WHAT YOU WILL DO
Without changing a character, return the entries, but not the images they hold.

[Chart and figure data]
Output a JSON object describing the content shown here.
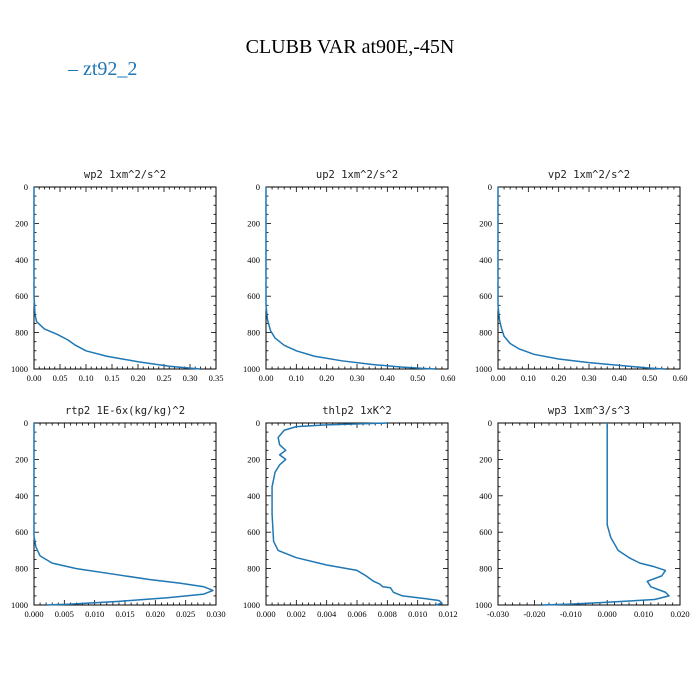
{
  "title": "CLUBB VAR at90E,-45N",
  "legend": {
    "label": "zt92_2",
    "color": "#1f77b4"
  },
  "chart_data": [
    {
      "type": "line",
      "title": "wp2   1xm^2/s^2",
      "xlim": [
        0,
        0.35
      ],
      "ylim": [
        1000,
        0
      ],
      "xticks": [
        0,
        0.05,
        0.1,
        0.15,
        0.2,
        0.25,
        0.3,
        0.35
      ],
      "xtick_labels": [
        "0.00",
        "0.05",
        "0.10",
        "0.15",
        "0.20",
        "0.25",
        "0.30",
        "0.35"
      ],
      "yticks": [
        0,
        200,
        400,
        600,
        800,
        1000
      ],
      "ytick_labels": [
        "0",
        "200",
        "400",
        "600",
        "800",
        "1000"
      ],
      "series": [
        {
          "x": [
            0,
            0,
            0.002,
            0.005,
            0.02,
            0.045,
            0.065,
            0.08,
            0.1,
            0.14,
            0.2,
            0.26,
            0.3,
            0.32
          ],
          "y": [
            0,
            600,
            700,
            740,
            780,
            810,
            840,
            870,
            900,
            930,
            960,
            985,
            995,
            1000
          ]
        }
      ]
    },
    {
      "type": "line",
      "title": "up2   1xm^2/s^2",
      "xlim": [
        0,
        0.6
      ],
      "ylim": [
        1000,
        0
      ],
      "xticks": [
        0,
        0.1,
        0.2,
        0.3,
        0.4,
        0.5,
        0.6
      ],
      "xtick_labels": [
        "0.00",
        "0.10",
        "0.20",
        "0.30",
        "0.40",
        "0.50",
        "0.60"
      ],
      "yticks": [
        0,
        200,
        400,
        600,
        800,
        1000
      ],
      "ytick_labels": [
        "0",
        "200",
        "400",
        "600",
        "800",
        "1000"
      ],
      "series": [
        {
          "x": [
            0,
            0,
            0.005,
            0.015,
            0.03,
            0.06,
            0.1,
            0.16,
            0.25,
            0.35,
            0.45,
            0.53,
            0.56
          ],
          "y": [
            0,
            650,
            730,
            790,
            830,
            870,
            900,
            930,
            955,
            975,
            990,
            998,
            1000
          ]
        }
      ]
    },
    {
      "type": "line",
      "title": "vp2   1xm^2/s^2",
      "xlim": [
        0,
        0.6
      ],
      "ylim": [
        1000,
        0
      ],
      "xticks": [
        0,
        0.1,
        0.2,
        0.3,
        0.4,
        0.5,
        0.6
      ],
      "xtick_labels": [
        "0.00",
        "0.10",
        "0.20",
        "0.30",
        "0.40",
        "0.50",
        "0.60"
      ],
      "yticks": [
        0,
        200,
        400,
        600,
        800,
        1000
      ],
      "ytick_labels": [
        "0",
        "200",
        "400",
        "600",
        "800",
        "1000"
      ],
      "series": [
        {
          "x": [
            0,
            0,
            0.005,
            0.012,
            0.02,
            0.04,
            0.07,
            0.12,
            0.2,
            0.3,
            0.4,
            0.5,
            0.55
          ],
          "y": [
            0,
            650,
            730,
            780,
            820,
            860,
            890,
            920,
            945,
            965,
            980,
            995,
            1000
          ]
        }
      ]
    },
    {
      "type": "line",
      "title": "rtp2   1E-6x(kg/kg)^2",
      "xlim": [
        0,
        0.03
      ],
      "ylim": [
        1000,
        0
      ],
      "xticks": [
        0,
        0.005,
        0.01,
        0.015,
        0.02,
        0.025,
        0.03
      ],
      "xtick_labels": [
        "0.000",
        "0.005",
        "0.010",
        "0.015",
        "0.020",
        "0.025",
        "0.030"
      ],
      "yticks": [
        0,
        200,
        400,
        600,
        800,
        1000
      ],
      "ytick_labels": [
        "0",
        "200",
        "400",
        "600",
        "800",
        "1000"
      ],
      "series": [
        {
          "x": [
            0,
            0,
            0.0003,
            0.001,
            0.003,
            0.007,
            0.013,
            0.019,
            0.024,
            0.028,
            0.0295,
            0.028,
            0.022,
            0.014,
            0.006,
            0.002
          ],
          "y": [
            0,
            620,
            680,
            730,
            770,
            800,
            830,
            860,
            880,
            900,
            920,
            940,
            960,
            980,
            995,
            1000
          ]
        }
      ]
    },
    {
      "type": "line",
      "title": "thlp2   1xK^2",
      "xlim": [
        0,
        0.012
      ],
      "ylim": [
        1000,
        0
      ],
      "xticks": [
        0,
        0.002,
        0.004,
        0.006,
        0.008,
        0.01,
        0.012
      ],
      "xtick_labels": [
        "0.000",
        "0.002",
        "0.004",
        "0.006",
        "0.008",
        "0.010",
        "0.012"
      ],
      "yticks": [
        0,
        200,
        400,
        600,
        800,
        1000
      ],
      "ytick_labels": [
        "0",
        "200",
        "400",
        "600",
        "800",
        "1000"
      ],
      "series": [
        {
          "x": [
            0.008,
            0.004,
            0.002,
            0.0012,
            0.0008,
            0.0009,
            0.0013,
            0.0009,
            0.0013,
            0.0009,
            0.0006,
            0.0004,
            0.0004,
            0.0005,
            0.0008,
            0.002,
            0.004,
            0.006,
            0.0066,
            0.0071,
            0.0075,
            0.0077,
            0.0082,
            0.0084,
            0.009,
            0.0105,
            0.0114,
            0.0116,
            0.0112
          ],
          "y": [
            0,
            10,
            20,
            40,
            80,
            120,
            150,
            175,
            200,
            230,
            270,
            350,
            500,
            650,
            700,
            740,
            780,
            810,
            840,
            870,
            885,
            900,
            905,
            930,
            950,
            965,
            975,
            990,
            1000
          ]
        }
      ]
    },
    {
      "type": "line",
      "title": "wp3   1xm^3/s^3",
      "xlim": [
        -0.03,
        0.02
      ],
      "ylim": [
        1000,
        0
      ],
      "xticks": [
        -0.03,
        -0.02,
        -0.01,
        0,
        0.01,
        0.02
      ],
      "xtick_labels": [
        "-0.030",
        "-0.020",
        "-0.010",
        "0.000",
        "0.010",
        "0.020"
      ],
      "yticks": [
        0,
        200,
        400,
        600,
        800,
        1000
      ],
      "ytick_labels": [
        "0",
        "200",
        "400",
        "600",
        "800",
        "1000"
      ],
      "series": [
        {
          "x": [
            0,
            0,
            0.001,
            0.003,
            0.006,
            0.009,
            0.013,
            0.016,
            0.015,
            0.011,
            0.012,
            0.016,
            0.017,
            0.013,
            0.0,
            -0.01,
            -0.018
          ],
          "y": [
            0,
            560,
            630,
            700,
            740,
            770,
            790,
            810,
            840,
            870,
            900,
            930,
            950,
            970,
            985,
            995,
            1000
          ]
        }
      ]
    }
  ]
}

REPLY TO THE EXERCISE
Output a JSON object describing the content shown here.
{
  "title": "CLUBB VAR at90E,-45N",
  "legend": {
    "label": "zt92_2",
    "color": "#1f77b4"
  },
  "chart_data": [
    {
      "type": "line",
      "title": "wp2   1xm^2/s^2",
      "xlim": [
        0,
        0.35
      ],
      "ylim": [
        1000,
        0
      ],
      "xticks": [
        0,
        0.05,
        0.1,
        0.15,
        0.2,
        0.25,
        0.3,
        0.35
      ],
      "xtick_labels": [
        "0.00",
        "0.05",
        "0.10",
        "0.15",
        "0.20",
        "0.25",
        "0.30",
        "0.35"
      ],
      "yticks": [
        0,
        200,
        400,
        600,
        800,
        1000
      ],
      "ytick_labels": [
        "0",
        "200",
        "400",
        "600",
        "800",
        "1000"
      ],
      "series": [
        {
          "x": [
            0,
            0,
            0.002,
            0.005,
            0.02,
            0.045,
            0.065,
            0.08,
            0.1,
            0.14,
            0.2,
            0.26,
            0.3,
            0.32
          ],
          "y": [
            0,
            600,
            700,
            740,
            780,
            810,
            840,
            870,
            900,
            930,
            960,
            985,
            995,
            1000
          ]
        }
      ]
    },
    {
      "type": "line",
      "title": "up2   1xm^2/s^2",
      "xlim": [
        0,
        0.6
      ],
      "ylim": [
        1000,
        0
      ],
      "xticks": [
        0,
        0.1,
        0.2,
        0.3,
        0.4,
        0.5,
        0.6
      ],
      "xtick_labels": [
        "0.00",
        "0.10",
        "0.20",
        "0.30",
        "0.40",
        "0.50",
        "0.60"
      ],
      "yticks": [
        0,
        200,
        400,
        600,
        800,
        1000
      ],
      "ytick_labels": [
        "0",
        "200",
        "400",
        "600",
        "800",
        "1000"
      ],
      "series": [
        {
          "x": [
            0,
            0,
            0.005,
            0.015,
            0.03,
            0.06,
            0.1,
            0.16,
            0.25,
            0.35,
            0.45,
            0.53,
            0.56
          ],
          "y": [
            0,
            650,
            730,
            790,
            830,
            870,
            900,
            930,
            955,
            975,
            990,
            998,
            1000
          ]
        }
      ]
    },
    {
      "type": "line",
      "title": "vp2   1xm^2/s^2",
      "xlim": [
        0,
        0.6
      ],
      "ylim": [
        1000,
        0
      ],
      "xticks": [
        0,
        0.1,
        0.2,
        0.3,
        0.4,
        0.5,
        0.6
      ],
      "xtick_labels": [
        "0.00",
        "0.10",
        "0.20",
        "0.30",
        "0.40",
        "0.50",
        "0.60"
      ],
      "yticks": [
        0,
        200,
        400,
        600,
        800,
        1000
      ],
      "ytick_labels": [
        "0",
        "200",
        "400",
        "600",
        "800",
        "1000"
      ],
      "series": [
        {
          "x": [
            0,
            0,
            0.005,
            0.012,
            0.02,
            0.04,
            0.07,
            0.12,
            0.2,
            0.3,
            0.4,
            0.5,
            0.55
          ],
          "y": [
            0,
            650,
            730,
            780,
            820,
            860,
            890,
            920,
            945,
            965,
            980,
            995,
            1000
          ]
        }
      ]
    },
    {
      "type": "line",
      "title": "rtp2   1E-6x(kg/kg)^2",
      "xlim": [
        0,
        0.03
      ],
      "ylim": [
        1000,
        0
      ],
      "xticks": [
        0,
        0.005,
        0.01,
        0.015,
        0.02,
        0.025,
        0.03
      ],
      "xtick_labels": [
        "0.000",
        "0.005",
        "0.010",
        "0.015",
        "0.020",
        "0.025",
        "0.030"
      ],
      "yticks": [
        0,
        200,
        400,
        600,
        800,
        1000
      ],
      "ytick_labels": [
        "0",
        "200",
        "400",
        "600",
        "800",
        "1000"
      ],
      "series": [
        {
          "x": [
            0,
            0,
            0.0003,
            0.001,
            0.003,
            0.007,
            0.013,
            0.019,
            0.024,
            0.028,
            0.0295,
            0.028,
            0.022,
            0.014,
            0.006,
            0.002
          ],
          "y": [
            0,
            620,
            680,
            730,
            770,
            800,
            830,
            860,
            880,
            900,
            920,
            940,
            960,
            980,
            995,
            1000
          ]
        }
      ]
    },
    {
      "type": "line",
      "title": "thlp2   1xK^2",
      "xlim": [
        0,
        0.012
      ],
      "ylim": [
        1000,
        0
      ],
      "xticks": [
        0,
        0.002,
        0.004,
        0.006,
        0.008,
        0.01,
        0.012
      ],
      "xtick_labels": [
        "0.000",
        "0.002",
        "0.004",
        "0.006",
        "0.008",
        "0.010",
        "0.012"
      ],
      "yticks": [
        0,
        200,
        400,
        600,
        800,
        1000
      ],
      "ytick_labels": [
        "0",
        "200",
        "400",
        "600",
        "800",
        "1000"
      ],
      "series": [
        {
          "x": [
            0.008,
            0.004,
            0.002,
            0.0012,
            0.0008,
            0.0009,
            0.0013,
            0.0009,
            0.0013,
            0.0009,
            0.0006,
            0.0004,
            0.0004,
            0.0005,
            0.0008,
            0.002,
            0.004,
            0.006,
            0.0066,
            0.0071,
            0.0075,
            0.0077,
            0.0082,
            0.0084,
            0.009,
            0.0105,
            0.0114,
            0.0116,
            0.0112
          ],
          "y": [
            0,
            10,
            20,
            40,
            80,
            120,
            150,
            175,
            200,
            230,
            270,
            350,
            500,
            650,
            700,
            740,
            780,
            810,
            840,
            870,
            885,
            900,
            905,
            930,
            950,
            965,
            975,
            990,
            1000
          ]
        }
      ]
    },
    {
      "type": "line",
      "title": "wp3   1xm^3/s^3",
      "xlim": [
        -0.03,
        0.02
      ],
      "ylim": [
        1000,
        0
      ],
      "xticks": [
        -0.03,
        -0.02,
        -0.01,
        0,
        0.01,
        0.02
      ],
      "xtick_labels": [
        "-0.030",
        "-0.020",
        "-0.010",
        "0.000",
        "0.010",
        "0.020"
      ],
      "yticks": [
        0,
        200,
        400,
        600,
        800,
        1000
      ],
      "ytick_labels": [
        "0",
        "200",
        "400",
        "600",
        "800",
        "1000"
      ],
      "series": [
        {
          "x": [
            0,
            0,
            0.001,
            0.003,
            0.006,
            0.009,
            0.013,
            0.016,
            0.015,
            0.011,
            0.012,
            0.016,
            0.017,
            0.013,
            0.0,
            -0.01,
            -0.018
          ],
          "y": [
            0,
            560,
            630,
            700,
            740,
            770,
            790,
            810,
            840,
            870,
            900,
            930,
            950,
            970,
            985,
            995,
            1000
          ]
        }
      ]
    }
  ]
}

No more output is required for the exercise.